---- EXCERPTED RECORDS

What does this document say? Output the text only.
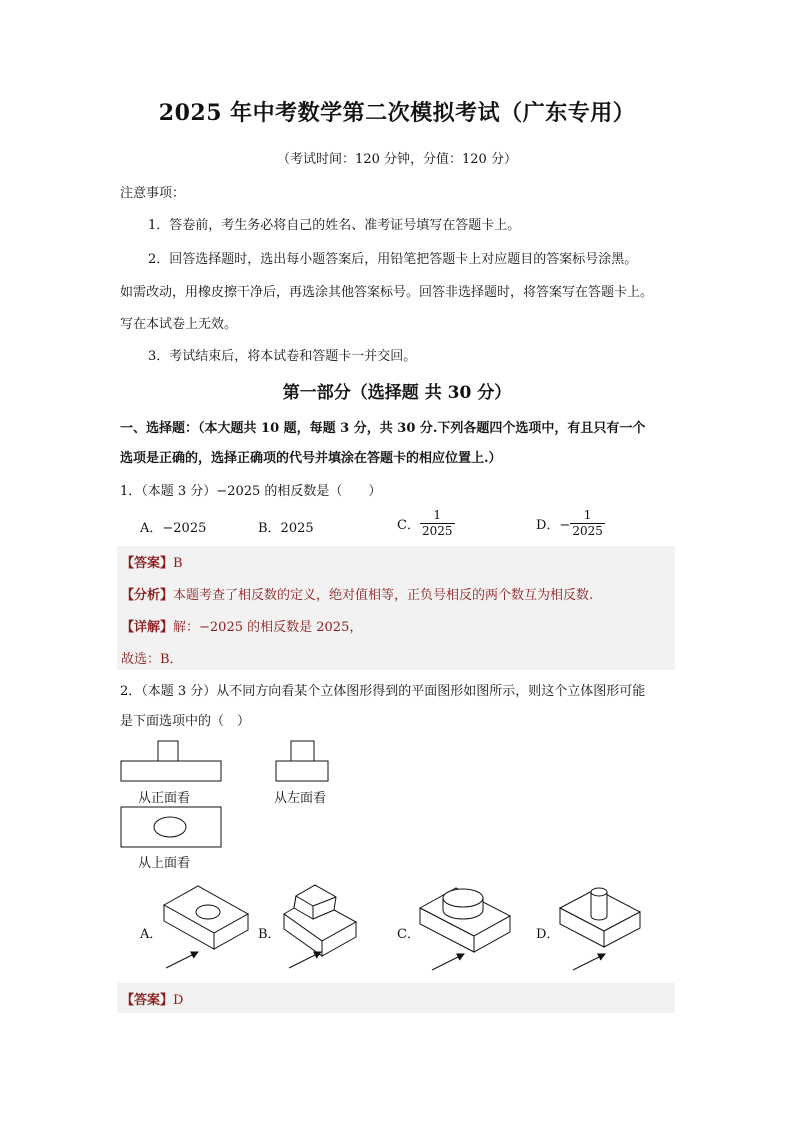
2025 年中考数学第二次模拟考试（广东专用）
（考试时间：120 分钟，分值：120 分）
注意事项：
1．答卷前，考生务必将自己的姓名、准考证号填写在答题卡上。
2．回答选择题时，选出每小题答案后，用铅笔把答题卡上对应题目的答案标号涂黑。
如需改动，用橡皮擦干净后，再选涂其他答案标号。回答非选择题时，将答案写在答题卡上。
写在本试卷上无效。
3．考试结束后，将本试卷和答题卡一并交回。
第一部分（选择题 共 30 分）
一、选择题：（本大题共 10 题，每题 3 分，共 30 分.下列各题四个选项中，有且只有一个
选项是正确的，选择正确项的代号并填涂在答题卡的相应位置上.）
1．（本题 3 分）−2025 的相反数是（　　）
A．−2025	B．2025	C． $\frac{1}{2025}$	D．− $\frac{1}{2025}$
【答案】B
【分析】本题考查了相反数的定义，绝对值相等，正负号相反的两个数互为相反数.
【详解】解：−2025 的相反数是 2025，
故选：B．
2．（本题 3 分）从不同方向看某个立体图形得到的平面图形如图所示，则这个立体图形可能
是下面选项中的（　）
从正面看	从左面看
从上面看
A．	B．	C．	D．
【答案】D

--------

• **GOAL OF THE EXERCISE**: List the lines of the records where "的相反数是" occurs.

• **RESULT OF THE EXERCISE**:
1．（本题 3 分）−2025 的相反数是（　　）
【详解】解：−2025 的相反数是 2025，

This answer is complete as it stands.